Objective: Are you able to retype all the records below exactly?

Figure record listings:
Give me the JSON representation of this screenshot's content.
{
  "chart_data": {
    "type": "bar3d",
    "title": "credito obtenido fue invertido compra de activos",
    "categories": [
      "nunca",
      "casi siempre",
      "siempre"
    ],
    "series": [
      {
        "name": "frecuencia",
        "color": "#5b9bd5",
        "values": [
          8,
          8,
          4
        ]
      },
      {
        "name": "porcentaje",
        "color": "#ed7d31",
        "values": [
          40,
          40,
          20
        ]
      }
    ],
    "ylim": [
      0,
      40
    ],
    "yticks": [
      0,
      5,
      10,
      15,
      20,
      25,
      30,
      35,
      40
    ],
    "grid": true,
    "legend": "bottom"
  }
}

Reply to the task:
Give me the JSON representation of this screenshot's content.
{
  "chart_data": {
    "type": "bar3d",
    "title": "credito obtenido fue invertido compra de activos",
    "categories": [
      "nunca",
      "casi siempre",
      "siempre"
    ],
    "series": [
      {
        "name": "frecuencia",
        "color": "#5b9bd5",
        "values": [
          8,
          8,
          4
        ]
      },
      {
        "name": "porcentaje",
        "color": "#ed7d31",
        "values": [
          40,
          40,
          20
        ]
      }
    ],
    "ylim": [
      0,
      40
    ],
    "yticks": [
      0,
      5,
      10,
      15,
      20,
      25,
      30,
      35,
      40
    ],
    "grid": true,
    "legend": "bottom"
  }
}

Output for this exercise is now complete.